WORK INSTRUCTION A: Summarize the text about Masuri in two sentences.
WORK INSTRUCTION B: In the text about Masuri, what distance and direction separate the village from Ghaziabad?
WORK INSTRUCTION C: Continue the text about Masuri after its last sentence.

DOCUMENT SECTION:
BEGIN
- Masuri Masuri
- Coordinates: 28°41′08″N 77°33′13″E﻿ / ﻿28.68556°N 77.55361°E
- Country: India
- State: Uttar Pradesh
- District: Ghaziabad
- Tehsil: Ghaziabad

Area
- • Total: 2.53 km^{2} (0.98 sq mi)
- Elevation: 216 m (709 ft)

Population (2011)
- • Total: 22,934
- • Density: 9,100/km^{2} (23,000/sq mi)
- Time zone: UTC+5:30 (IST)
- PIN: 201015

= Masuri, Ghaziabad =

Village in Uttar Pradesh, India

Masuri is a Village in Ghaziabad Tehsil, Ghaziabad District, Uttar Pradesh, India. It is situated on the western bank of Upper Ganga Canal, approximately 16 kilometres northeast of the district and tehsil seat Ghaziabad. In the year 2011, the Village has a total population of 22,934.
END
Document layout detection entries:
BEGIN
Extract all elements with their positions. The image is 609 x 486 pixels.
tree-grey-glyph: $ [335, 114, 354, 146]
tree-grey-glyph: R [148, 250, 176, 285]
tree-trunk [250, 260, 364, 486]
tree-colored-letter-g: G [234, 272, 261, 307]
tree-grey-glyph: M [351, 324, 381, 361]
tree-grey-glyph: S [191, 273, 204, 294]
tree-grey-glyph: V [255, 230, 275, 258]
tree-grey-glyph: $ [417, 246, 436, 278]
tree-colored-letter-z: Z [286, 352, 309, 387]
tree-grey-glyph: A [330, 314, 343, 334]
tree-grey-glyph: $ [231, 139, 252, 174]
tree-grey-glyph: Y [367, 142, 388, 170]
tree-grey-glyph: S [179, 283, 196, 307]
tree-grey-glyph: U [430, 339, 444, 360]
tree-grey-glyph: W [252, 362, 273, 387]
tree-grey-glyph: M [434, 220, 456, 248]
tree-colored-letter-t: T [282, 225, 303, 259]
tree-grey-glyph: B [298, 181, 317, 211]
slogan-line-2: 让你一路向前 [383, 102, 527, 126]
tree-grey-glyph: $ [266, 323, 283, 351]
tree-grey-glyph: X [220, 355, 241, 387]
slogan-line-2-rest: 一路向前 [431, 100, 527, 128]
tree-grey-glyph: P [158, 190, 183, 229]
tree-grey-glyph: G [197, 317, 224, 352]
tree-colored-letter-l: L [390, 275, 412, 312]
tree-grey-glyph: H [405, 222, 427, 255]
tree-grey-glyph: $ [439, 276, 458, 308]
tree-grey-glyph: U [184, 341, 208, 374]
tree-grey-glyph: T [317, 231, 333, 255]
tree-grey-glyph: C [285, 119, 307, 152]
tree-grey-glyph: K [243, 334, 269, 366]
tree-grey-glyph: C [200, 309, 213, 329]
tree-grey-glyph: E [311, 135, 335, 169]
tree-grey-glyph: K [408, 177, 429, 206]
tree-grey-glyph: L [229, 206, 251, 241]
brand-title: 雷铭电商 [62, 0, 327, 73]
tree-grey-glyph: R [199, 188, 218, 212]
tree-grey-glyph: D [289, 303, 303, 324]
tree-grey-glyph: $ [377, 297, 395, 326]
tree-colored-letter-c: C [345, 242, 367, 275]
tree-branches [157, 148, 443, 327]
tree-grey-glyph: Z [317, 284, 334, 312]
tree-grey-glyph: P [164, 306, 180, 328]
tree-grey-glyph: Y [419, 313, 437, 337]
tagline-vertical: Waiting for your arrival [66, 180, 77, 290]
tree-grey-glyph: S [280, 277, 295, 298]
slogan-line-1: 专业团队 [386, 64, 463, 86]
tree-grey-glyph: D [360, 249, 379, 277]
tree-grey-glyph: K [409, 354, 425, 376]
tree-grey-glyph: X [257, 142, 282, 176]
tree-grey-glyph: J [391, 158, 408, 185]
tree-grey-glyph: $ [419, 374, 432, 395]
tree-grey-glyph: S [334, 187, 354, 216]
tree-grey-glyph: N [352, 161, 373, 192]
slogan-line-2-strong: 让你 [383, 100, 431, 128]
END
TASK ANSWER A: Masuri is a village in Ghaziabad Tehsil, Ghaziabad District, Uttar Pradesh, India, on the western bank of the Upper Ganga Canal about 16 km northeast of Ghaziabad. In 2011 its population was 22,934.

TASK ANSWER B: Approximately 16 km to the northeast.

TASK ANSWER C:
== Geography ==
Masuri is located in the south of Nahal Village, west of Parson Village, north of Piplehda Village, and east of Dasna Dehat Village. Harpur Road passes through the Village. The Village's average elevation is 216 metres above the sea level.

== Demographics ==
According to the 2011 Census of India, the Village has 3,466 households and 22,934 residents. Among the population, 12,108 are male and 10,826 are female. The total literacy rate is 54.65%, with 7,467 of the male population and 5,066 of the female population being literate.